### Your task
Retype everything in the listing, leaving each line exactly as it is.

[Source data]
[Begin]

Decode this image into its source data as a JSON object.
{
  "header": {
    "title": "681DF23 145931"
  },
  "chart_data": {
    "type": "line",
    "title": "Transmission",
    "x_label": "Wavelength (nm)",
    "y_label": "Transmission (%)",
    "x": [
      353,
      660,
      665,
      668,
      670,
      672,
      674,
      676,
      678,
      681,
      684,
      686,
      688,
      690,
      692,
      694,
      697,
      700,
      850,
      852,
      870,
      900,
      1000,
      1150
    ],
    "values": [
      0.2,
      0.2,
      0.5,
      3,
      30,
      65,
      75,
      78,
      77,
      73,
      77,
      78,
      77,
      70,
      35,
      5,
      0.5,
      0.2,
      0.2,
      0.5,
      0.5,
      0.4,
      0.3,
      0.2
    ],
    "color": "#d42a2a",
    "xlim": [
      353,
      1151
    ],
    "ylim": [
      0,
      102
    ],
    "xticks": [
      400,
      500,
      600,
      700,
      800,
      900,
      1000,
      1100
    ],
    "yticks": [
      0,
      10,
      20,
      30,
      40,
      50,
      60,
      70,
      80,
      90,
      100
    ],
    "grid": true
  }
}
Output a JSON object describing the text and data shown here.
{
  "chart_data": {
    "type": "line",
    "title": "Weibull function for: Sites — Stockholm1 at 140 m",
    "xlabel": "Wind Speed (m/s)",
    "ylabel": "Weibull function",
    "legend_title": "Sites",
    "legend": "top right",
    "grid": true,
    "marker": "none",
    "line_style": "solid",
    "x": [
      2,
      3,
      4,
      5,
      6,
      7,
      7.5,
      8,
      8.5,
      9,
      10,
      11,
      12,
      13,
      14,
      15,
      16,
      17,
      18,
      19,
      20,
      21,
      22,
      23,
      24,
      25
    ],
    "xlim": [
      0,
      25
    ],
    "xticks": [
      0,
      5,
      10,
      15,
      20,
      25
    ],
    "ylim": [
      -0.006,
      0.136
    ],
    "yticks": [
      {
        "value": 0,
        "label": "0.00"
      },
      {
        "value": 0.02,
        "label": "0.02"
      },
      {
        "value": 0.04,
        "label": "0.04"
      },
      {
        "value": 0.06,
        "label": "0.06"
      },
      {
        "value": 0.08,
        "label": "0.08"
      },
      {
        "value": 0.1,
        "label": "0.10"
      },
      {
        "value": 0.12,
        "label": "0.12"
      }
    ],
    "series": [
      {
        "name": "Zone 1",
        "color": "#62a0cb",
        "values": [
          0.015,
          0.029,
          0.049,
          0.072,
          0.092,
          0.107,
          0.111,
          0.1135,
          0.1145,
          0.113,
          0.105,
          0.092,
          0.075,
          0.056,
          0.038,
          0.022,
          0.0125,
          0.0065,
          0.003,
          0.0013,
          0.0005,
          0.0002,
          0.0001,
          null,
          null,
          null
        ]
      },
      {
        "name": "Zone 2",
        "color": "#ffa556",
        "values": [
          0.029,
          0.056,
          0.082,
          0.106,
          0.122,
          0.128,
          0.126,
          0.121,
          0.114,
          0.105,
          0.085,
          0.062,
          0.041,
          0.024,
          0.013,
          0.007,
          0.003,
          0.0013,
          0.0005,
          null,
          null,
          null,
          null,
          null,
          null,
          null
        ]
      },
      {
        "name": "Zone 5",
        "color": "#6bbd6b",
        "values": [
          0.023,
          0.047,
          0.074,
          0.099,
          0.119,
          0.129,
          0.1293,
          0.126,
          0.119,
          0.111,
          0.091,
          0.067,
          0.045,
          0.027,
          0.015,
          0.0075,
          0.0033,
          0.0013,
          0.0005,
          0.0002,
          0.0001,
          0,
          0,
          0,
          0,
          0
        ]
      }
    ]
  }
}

[End]

### Output below
Decode this image into its source data as a JSON object.
{
  "header": {
    "title": "681DF23 145931"
  },
  "chart_data": {
    "type": "line",
    "title": "Transmission",
    "x_label": "Wavelength (nm)",
    "y_label": "Transmission (%)",
    "x": [
      353,
      660,
      665,
      668,
      670,
      672,
      674,
      676,
      678,
      681,
      684,
      686,
      688,
      690,
      692,
      694,
      697,
      700,
      850,
      852,
      870,
      900,
      1000,
      1150
    ],
    "values": [
      0.2,
      0.2,
      0.5,
      3,
      30,
      65,
      75,
      78,
      77,
      73,
      77,
      78,
      77,
      70,
      35,
      5,
      0.5,
      0.2,
      0.2,
      0.5,
      0.5,
      0.4,
      0.3,
      0.2
    ],
    "color": "#d42a2a",
    "xlim": [
      353,
      1151
    ],
    "ylim": [
      0,
      102
    ],
    "xticks": [
      400,
      500,
      600,
      700,
      800,
      900,
      1000,
      1100
    ],
    "yticks": [
      0,
      10,
      20,
      30,
      40,
      50,
      60,
      70,
      80,
      90,
      100
    ],
    "grid": true
  }
}
Output a JSON object describing the text and data shown here.
{
  "chart_data": {
    "type": "line",
    "title": "Weibull function for: Sites — Stockholm1 at 140 m",
    "xlabel": "Wind Speed (m/s)",
    "ylabel": "Weibull function",
    "legend_title": "Sites",
    "legend": "top right",
    "grid": true,
    "marker": "none",
    "line_style": "solid",
    "x": [
      2,
      3,
      4,
      5,
      6,
      7,
      7.5,
      8,
      8.5,
      9,
      10,
      11,
      12,
      13,
      14,
      15,
      16,
      17,
      18,
      19,
      20,
      21,
      22,
      23,
      24,
      25
    ],
    "xlim": [
      0,
      25
    ],
    "xticks": [
      0,
      5,
      10,
      15,
      20,
      25
    ],
    "ylim": [
      -0.006,
      0.136
    ],
    "yticks": [
      {
        "value": 0,
        "label": "0.00"
      },
      {
        "value": 0.02,
        "label": "0.02"
      },
      {
        "value": 0.04,
        "label": "0.04"
      },
      {
        "value": 0.06,
        "label": "0.06"
      },
      {
        "value": 0.08,
        "label": "0.08"
      },
      {
        "value": 0.1,
        "label": "0.10"
      },
      {
        "value": 0.12,
        "label": "0.12"
      }
    ],
    "series": [
      {
        "name": "Zone 1",
        "color": "#62a0cb",
        "values": [
          0.015,
          0.029,
          0.049,
          0.072,
          0.092,
          0.107,
          0.111,
          0.1135,
          0.1145,
          0.113,
          0.105,
          0.092,
          0.075,
          0.056,
          0.038,
          0.022,
          0.0125,
          0.0065,
          0.003,
          0.0013,
          0.0005,
          0.0002,
          0.0001,
          null,
          null,
          null
        ]
      },
      {
        "name": "Zone 2",
        "color": "#ffa556",
        "values": [
          0.029,
          0.056,
          0.082,
          0.106,
          0.122,
          0.128,
          0.126,
          0.121,
          0.114,
          0.105,
          0.085,
          0.062,
          0.041,
          0.024,
          0.013,
          0.007,
          0.003,
          0.0013,
          0.0005,
          null,
          null,
          null,
          null,
          null,
          null,
          null
        ]
      },
      {
        "name": "Zone 5",
        "color": "#6bbd6b",
        "values": [
          0.023,
          0.047,
          0.074,
          0.099,
          0.119,
          0.129,
          0.1293,
          0.126,
          0.119,
          0.111,
          0.091,
          0.067,
          0.045,
          0.027,
          0.015,
          0.0075,
          0.0033,
          0.0013,
          0.0005,
          0.0002,
          0.0001,
          0,
          0,
          0,
          0,
          0
        ]
      }
    ]
  }
}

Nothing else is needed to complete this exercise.